Exercise details »
Your answer should be a single number: the count of lines containing "Albright".

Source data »

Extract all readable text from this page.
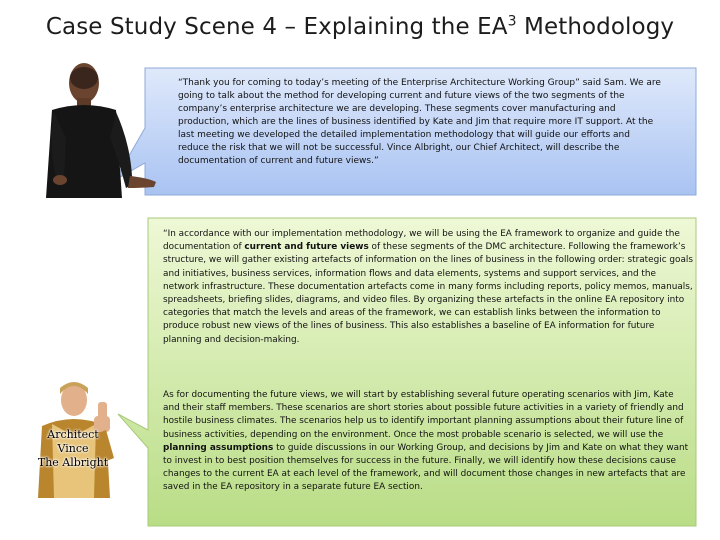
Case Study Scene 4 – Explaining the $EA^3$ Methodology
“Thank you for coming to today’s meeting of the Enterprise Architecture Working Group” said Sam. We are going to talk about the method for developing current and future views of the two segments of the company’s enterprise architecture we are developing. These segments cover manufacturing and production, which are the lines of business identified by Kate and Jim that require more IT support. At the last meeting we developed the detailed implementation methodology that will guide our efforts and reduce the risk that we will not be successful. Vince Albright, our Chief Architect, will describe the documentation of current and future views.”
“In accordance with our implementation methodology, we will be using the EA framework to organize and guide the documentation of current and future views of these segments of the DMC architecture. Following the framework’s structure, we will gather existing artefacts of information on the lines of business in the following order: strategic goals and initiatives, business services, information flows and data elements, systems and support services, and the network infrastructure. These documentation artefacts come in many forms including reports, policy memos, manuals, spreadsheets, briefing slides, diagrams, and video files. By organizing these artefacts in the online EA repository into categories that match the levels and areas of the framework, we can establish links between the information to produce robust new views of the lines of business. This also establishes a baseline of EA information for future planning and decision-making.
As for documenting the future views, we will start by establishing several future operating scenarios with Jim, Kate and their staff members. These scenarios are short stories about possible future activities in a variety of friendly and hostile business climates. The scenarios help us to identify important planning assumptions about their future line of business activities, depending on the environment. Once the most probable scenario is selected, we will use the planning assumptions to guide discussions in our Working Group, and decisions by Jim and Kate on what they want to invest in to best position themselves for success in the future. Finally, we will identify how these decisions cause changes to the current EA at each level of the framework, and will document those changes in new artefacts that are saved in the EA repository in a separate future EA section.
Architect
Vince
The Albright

Task answer »
2